■ Requirements: Transcribe the entries exactly; images are not part of the copy.

##### Available records

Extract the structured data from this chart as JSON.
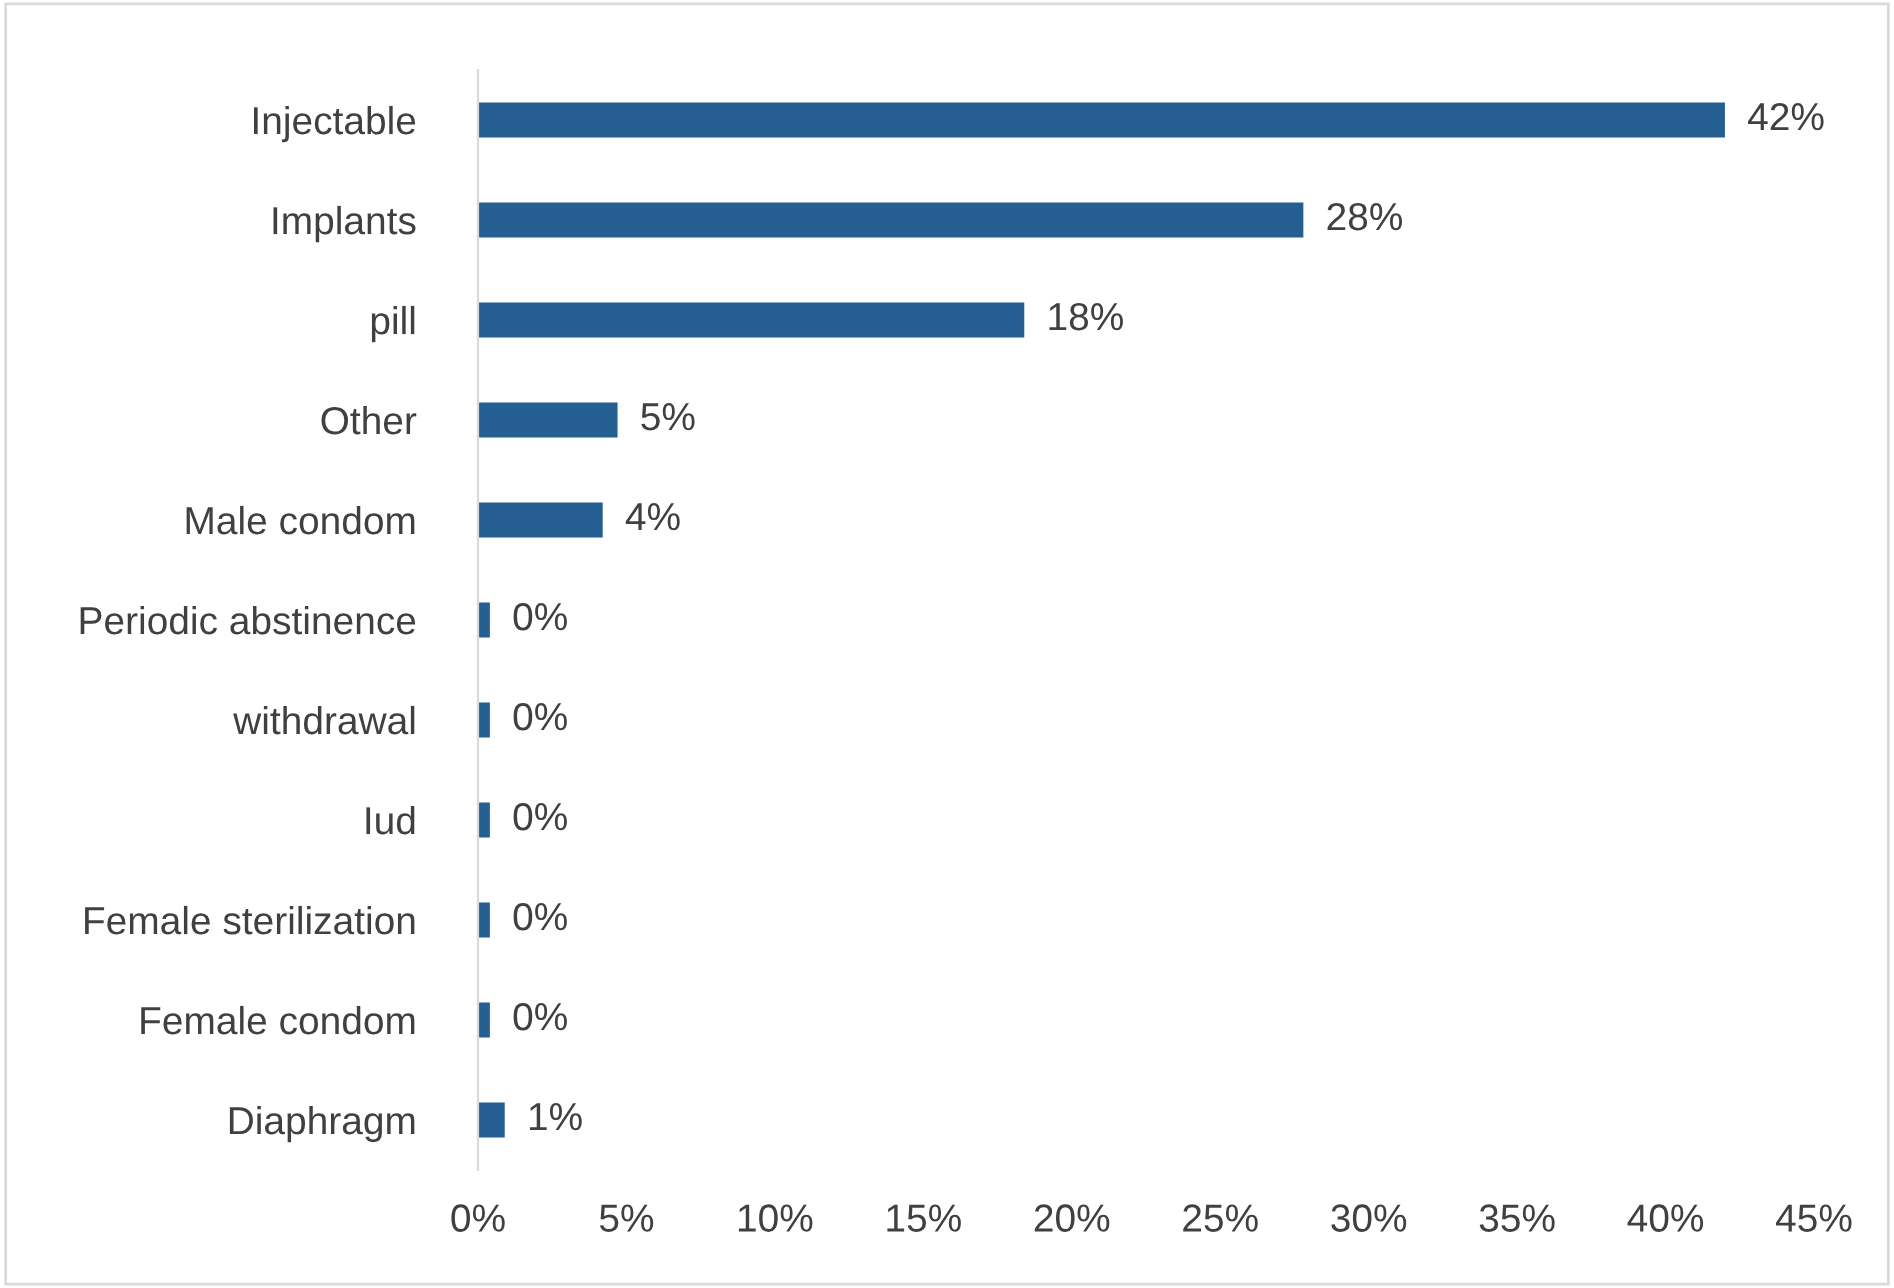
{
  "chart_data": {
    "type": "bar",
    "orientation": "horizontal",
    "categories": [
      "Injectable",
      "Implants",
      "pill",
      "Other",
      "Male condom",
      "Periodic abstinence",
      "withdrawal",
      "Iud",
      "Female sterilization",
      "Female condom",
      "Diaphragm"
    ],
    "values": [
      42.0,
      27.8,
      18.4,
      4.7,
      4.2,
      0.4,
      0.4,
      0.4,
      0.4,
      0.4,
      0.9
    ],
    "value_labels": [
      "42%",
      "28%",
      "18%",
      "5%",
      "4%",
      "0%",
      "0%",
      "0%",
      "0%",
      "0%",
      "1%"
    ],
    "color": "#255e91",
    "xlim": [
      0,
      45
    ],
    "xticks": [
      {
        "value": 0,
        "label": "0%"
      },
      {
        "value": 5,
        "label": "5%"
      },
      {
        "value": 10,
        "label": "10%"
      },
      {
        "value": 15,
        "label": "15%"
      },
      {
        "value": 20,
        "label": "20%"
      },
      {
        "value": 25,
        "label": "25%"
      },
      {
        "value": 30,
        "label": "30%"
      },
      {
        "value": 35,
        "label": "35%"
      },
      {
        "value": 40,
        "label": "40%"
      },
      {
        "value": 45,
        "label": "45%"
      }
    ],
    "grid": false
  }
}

##########

■ Task answer:
Extract the structured data from this chart as JSON.
{
  "chart_data": {
    "type": "bar",
    "orientation": "horizontal",
    "categories": [
      "Injectable",
      "Implants",
      "pill",
      "Other",
      "Male condom",
      "Periodic abstinence",
      "withdrawal",
      "Iud",
      "Female sterilization",
      "Female condom",
      "Diaphragm"
    ],
    "values": [
      42.0,
      27.8,
      18.4,
      4.7,
      4.2,
      0.4,
      0.4,
      0.4,
      0.4,
      0.4,
      0.9
    ],
    "value_labels": [
      "42%",
      "28%",
      "18%",
      "5%",
      "4%",
      "0%",
      "0%",
      "0%",
      "0%",
      "0%",
      "1%"
    ],
    "color": "#255e91",
    "xlim": [
      0,
      45
    ],
    "xticks": [
      {
        "value": 0,
        "label": "0%"
      },
      {
        "value": 5,
        "label": "5%"
      },
      {
        "value": 10,
        "label": "10%"
      },
      {
        "value": 15,
        "label": "15%"
      },
      {
        "value": 20,
        "label": "20%"
      },
      {
        "value": 25,
        "label": "25%"
      },
      {
        "value": 30,
        "label": "30%"
      },
      {
        "value": 35,
        "label": "35%"
      },
      {
        "value": 40,
        "label": "40%"
      },
      {
        "value": 45,
        "label": "45%"
      }
    ],
    "grid": false
  }
}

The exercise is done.